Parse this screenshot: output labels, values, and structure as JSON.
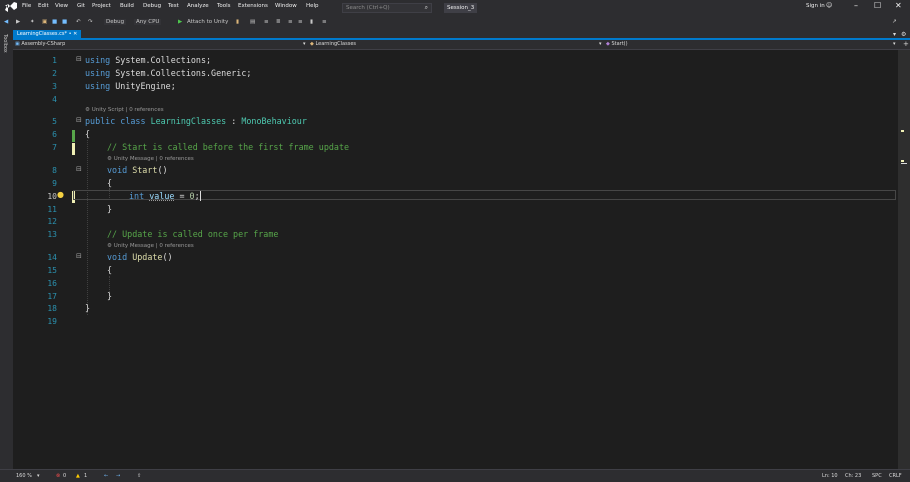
{
  "menubar": {
    "items": [
      "File",
      "Edit",
      "View",
      "Git",
      "Project",
      "Build",
      "Debug",
      "Test",
      "Analyze",
      "Tools",
      "Extensions",
      "Window",
      "Help"
    ],
    "search_placeholder": "Search (Ctrl+Q)",
    "session": "Session_3",
    "signin": "Sign in",
    "accent": "#007acc"
  },
  "toolbar": {
    "configuration": "Debug",
    "platform": "Any CPU",
    "attach": "Attach to Unity"
  },
  "left_strip": {
    "label": "Toolbox"
  },
  "tabs": [
    {
      "label": "LearningClasses.cs*"
    }
  ],
  "navbar": {
    "project": "Assembly-CSharp",
    "class": "LearningClasses",
    "member": "Start()"
  },
  "editor": {
    "line_numbers": [
      "1",
      "2",
      "3",
      "4",
      "5",
      "6",
      "7",
      "8",
      "9",
      "10",
      "11",
      "12",
      "13",
      "14",
      "15",
      "16",
      "17",
      "18",
      "19"
    ],
    "lens_unity_script": "Unity Script | 0 references",
    "lens_unity_message_1": "Unity Message | 0 references",
    "lens_unity_message_2": "Unity Message | 0 references",
    "code": {
      "l1_kw": "using",
      "l1_rest": " System.Collections;",
      "l2_kw": "using",
      "l2_rest": " System.Collections.Generic;",
      "l3_kw": "using",
      "l3_rest": " UnityEngine;",
      "l5_kw1": "public",
      "l5_kw2": " class ",
      "l5_name": "LearningClasses",
      "l5_colon": " : ",
      "l5_base": "MonoBehaviour",
      "l6": "{",
      "l7": "// Start is called before the first frame update",
      "l8_kw": "void",
      "l8_sp": " ",
      "l8_fn": "Start",
      "l8_paren": "()",
      "l9": "{",
      "l10_kw": "int",
      "l10_sp": " ",
      "l10_id": "value",
      "l10_eq": " = ",
      "l10_num": "0",
      "l10_semi": ";",
      "l11": "}",
      "l13": "// Update is called once per frame",
      "l14_kw": "void",
      "l14_sp": " ",
      "l14_fn": "Update",
      "l14_paren": "()",
      "l15": "{",
      "l17": "}",
      "l18": "}"
    }
  },
  "status": {
    "zoom": "160 %",
    "errors": "0",
    "warnings": "1",
    "line": "Ln: 10",
    "col": "Ch: 23",
    "indent": "SPC",
    "eol": "CRLF"
  }
}
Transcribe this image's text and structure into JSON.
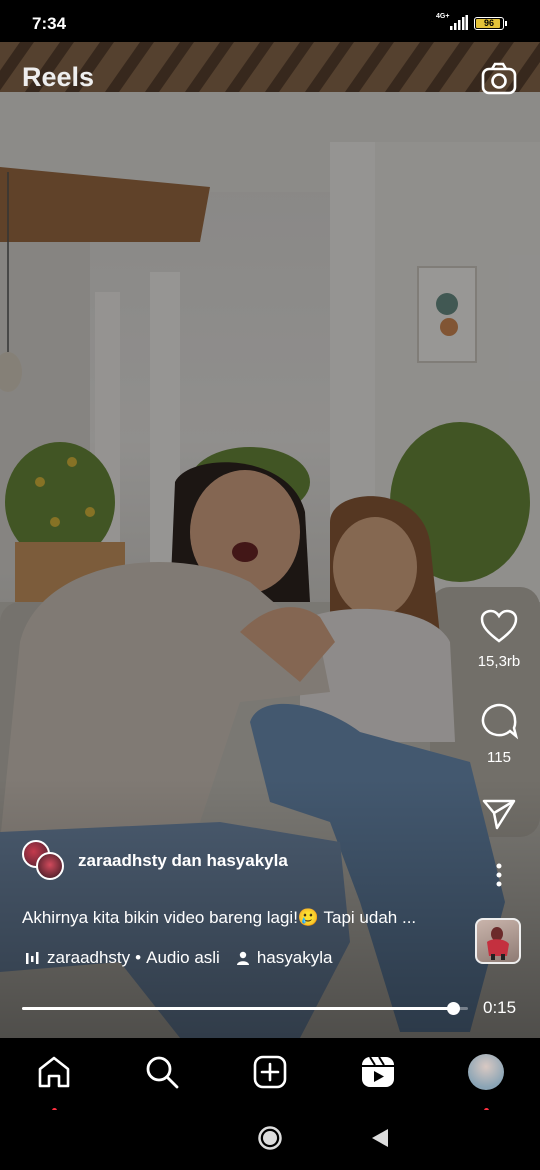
{
  "status": {
    "time": "7:34",
    "network": "4G+",
    "battery": "96",
    "battery_level": 0.96
  },
  "header": {
    "title": "Reels",
    "camera_icon": "camera-icon"
  },
  "actions": {
    "like": {
      "icon": "heart-icon",
      "count": "15,3rb"
    },
    "comment": {
      "icon": "comment-icon",
      "count": "115"
    },
    "share": {
      "icon": "send-icon"
    },
    "more": {
      "icon": "more-vertical-icon"
    }
  },
  "post": {
    "authors": "zaraadhsty dan hasyakyla",
    "caption": "Akhirnya kita bikin video bareng lagi!🥲 Tapi udah ...",
    "audio_author": "zaraadhsty",
    "separator": "•",
    "audio_label": "Audio asli",
    "tagged_user": "hasyakyla"
  },
  "playback": {
    "progress": 0.967,
    "duration": "0:15"
  },
  "tabs": [
    {
      "name": "home",
      "icon": "home-icon",
      "active": true
    },
    {
      "name": "search",
      "icon": "search-icon"
    },
    {
      "name": "create",
      "icon": "add-square-icon"
    },
    {
      "name": "reels",
      "icon": "reels-icon"
    },
    {
      "name": "profile",
      "icon": "profile-avatar"
    }
  ],
  "system_nav": {
    "home": "circle-home-icon",
    "back": "triangle-back-icon"
  },
  "colors": {
    "notification_dot": "#ff3040",
    "battery": "#e5c33a",
    "background": "#000000"
  }
}
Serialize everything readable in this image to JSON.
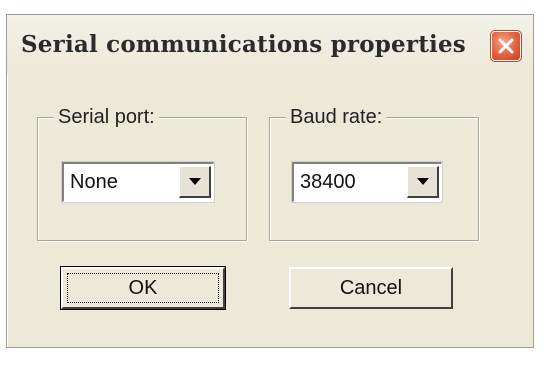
{
  "window": {
    "title": "Serial communications properties",
    "close_icon": "close-icon",
    "close_color": "#e2613e"
  },
  "serial_port": {
    "label": "Serial port:",
    "value": "None",
    "arrow_icon": "chevron-down-icon"
  },
  "baud_rate": {
    "label": "Baud rate:",
    "value": "38400",
    "arrow_icon": "chevron-down-icon"
  },
  "buttons": {
    "ok_label": "OK",
    "cancel_label": "Cancel"
  },
  "colors": {
    "dialog_bg": "#ece9d8",
    "group_border": "#a8a797"
  }
}
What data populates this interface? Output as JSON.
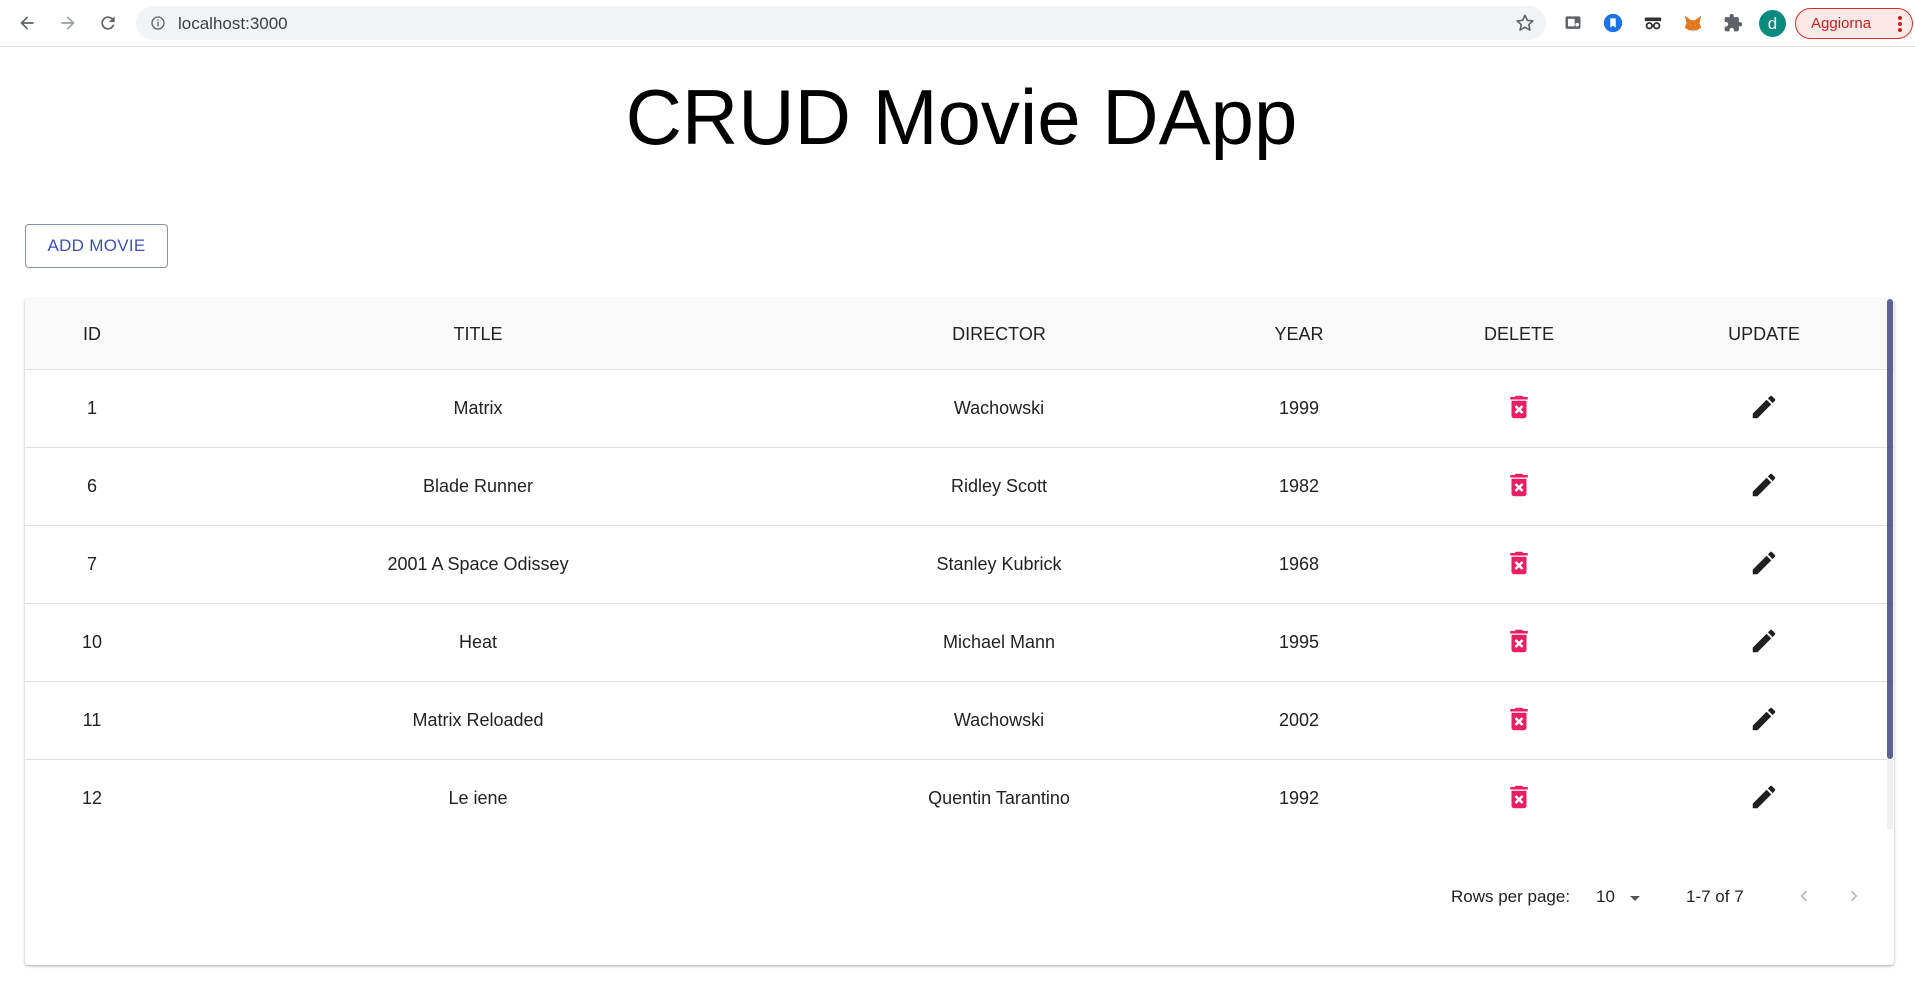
==================================================
Written instruction:
Copy the whole of the material above exactly, but not its images.

Reply to the task:
Parse this screenshot: output labels, values, and structure as JSON.
{
  "menubar": {
    "items": [
      "File",
      "Edit",
      "View",
      "Git",
      "Project",
      "Build",
      "Debug",
      "Test",
      "Analyze",
      "Tools",
      "Extensions",
      "Window",
      "Help"
    ],
    "search_placeholder": "Search (Ctrl+Q)",
    "session": "Session_3",
    "signin": "Sign in",
    "accent": "#007acc"
  },
  "toolbar": {
    "configuration": "Debug",
    "platform": "Any CPU",
    "attach": "Attach to Unity"
  },
  "left_strip": {
    "label": "Toolbox"
  },
  "tabs": [
    {
      "label": "LearningClasses.cs*"
    }
  ],
  "navbar": {
    "project": "Assembly-CSharp",
    "class": "LearningClasses",
    "member": "Start()"
  },
  "editor": {
    "line_numbers": [
      "1",
      "2",
      "3",
      "4",
      "5",
      "6",
      "7",
      "8",
      "9",
      "10",
      "11",
      "12",
      "13",
      "14",
      "15",
      "16",
      "17",
      "18",
      "19"
    ],
    "lens_unity_script": "Unity Script | 0 references",
    "lens_unity_message_1": "Unity Message | 0 references",
    "lens_unity_message_2": "Unity Message | 0 references",
    "code": {
      "l1_kw": "using",
      "l1_rest": " System.Collections;",
      "l2_kw": "using",
      "l2_rest": " System.Collections.Generic;",
      "l3_kw": "using",
      "l3_rest": " UnityEngine;",
      "l5_kw1": "public",
      "l5_kw2": " class ",
      "l5_name": "LearningClasses",
      "l5_colon": " : ",
      "l5_base": "MonoBehaviour",
      "l6": "{",
      "l7": "// Start is called before the first frame update",
      "l8_kw": "void",
      "l8_sp": " ",
      "l8_fn": "Start",
      "l8_paren": "()",
      "l9": "{",
      "l10_kw": "int",
      "l10_sp": " ",
      "l10_id": "value",
      "l10_eq": " = ",
      "l10_num": "0",
      "l10_semi": ";",
      "l11": "}",
      "l13": "// Update is called once per frame",
      "l14_kw": "void",
      "l14_sp": " ",
      "l14_fn": "Update",
      "l14_paren": "()",
      "l15": "{",
      "l17": "}",
      "l18": "}"
    }
  },
  "status": {
    "zoom": "160 %",
    "errors": "0",
    "warnings": "1",
    "line": "Ln: 10",
    "col": "Ch: 23",
    "indent": "SPC",
    "eol": "CRLF"
  }
}
Transcribe this image's text and structure into JSON.
{
  "status": {
    "time": "7:34",
    "network": "4G+",
    "battery": "96",
    "battery_level": 0.96
  },
  "header": {
    "title": "Reels",
    "camera_icon": "camera-icon"
  },
  "actions": {
    "like": {
      "icon": "heart-icon",
      "count": "15,3rb"
    },
    "comment": {
      "icon": "comment-icon",
      "count": "115"
    },
    "share": {
      "icon": "send-icon"
    },
    "more": {
      "icon": "more-vertical-icon"
    }
  },
  "post": {
    "authors": "zaraadhsty dan hasyakyla",
    "caption": "Akhirnya kita bikin video bareng lagi!🥲 Tapi udah ...",
    "audio_author": "zaraadhsty",
    "separator": "•",
    "audio_label": "Audio asli",
    "tagged_user": "hasyakyla"
  },
  "playback": {
    "progress": 0.967,
    "duration": "0:15"
  },
  "tabs": [
    {
      "name": "home",
      "icon": "home-icon",
      "active": true
    },
    {
      "name": "search",
      "icon": "search-icon"
    },
    {
      "name": "create",
      "icon": "add-square-icon"
    },
    {
      "name": "reels",
      "icon": "reels-icon"
    },
    {
      "name": "profile",
      "icon": "profile-avatar"
    }
  ],
  "system_nav": {
    "home": "circle-home-icon",
    "back": "triangle-back-icon"
  },
  "colors": {
    "notification_dot": "#ff3040",
    "battery": "#e5c33a",
    "background": "#000000"
  }
}
Serialize everything readable in this image to JSON.
{
  "window": {
    "title": "Serial communications properties",
    "close_icon": "close-icon",
    "close_color": "#e2613e"
  },
  "serial_port": {
    "label": "Serial port:",
    "value": "None",
    "arrow_icon": "chevron-down-icon"
  },
  "baud_rate": {
    "label": "Baud rate:",
    "value": "38400",
    "arrow_icon": "chevron-down-icon"
  },
  "buttons": {
    "ok_label": "OK",
    "cancel_label": "Cancel"
  },
  "colors": {
    "dialog_bg": "#ece9d8",
    "group_border": "#a8a797"
  }
}
What data populates this interface? Output as JSON.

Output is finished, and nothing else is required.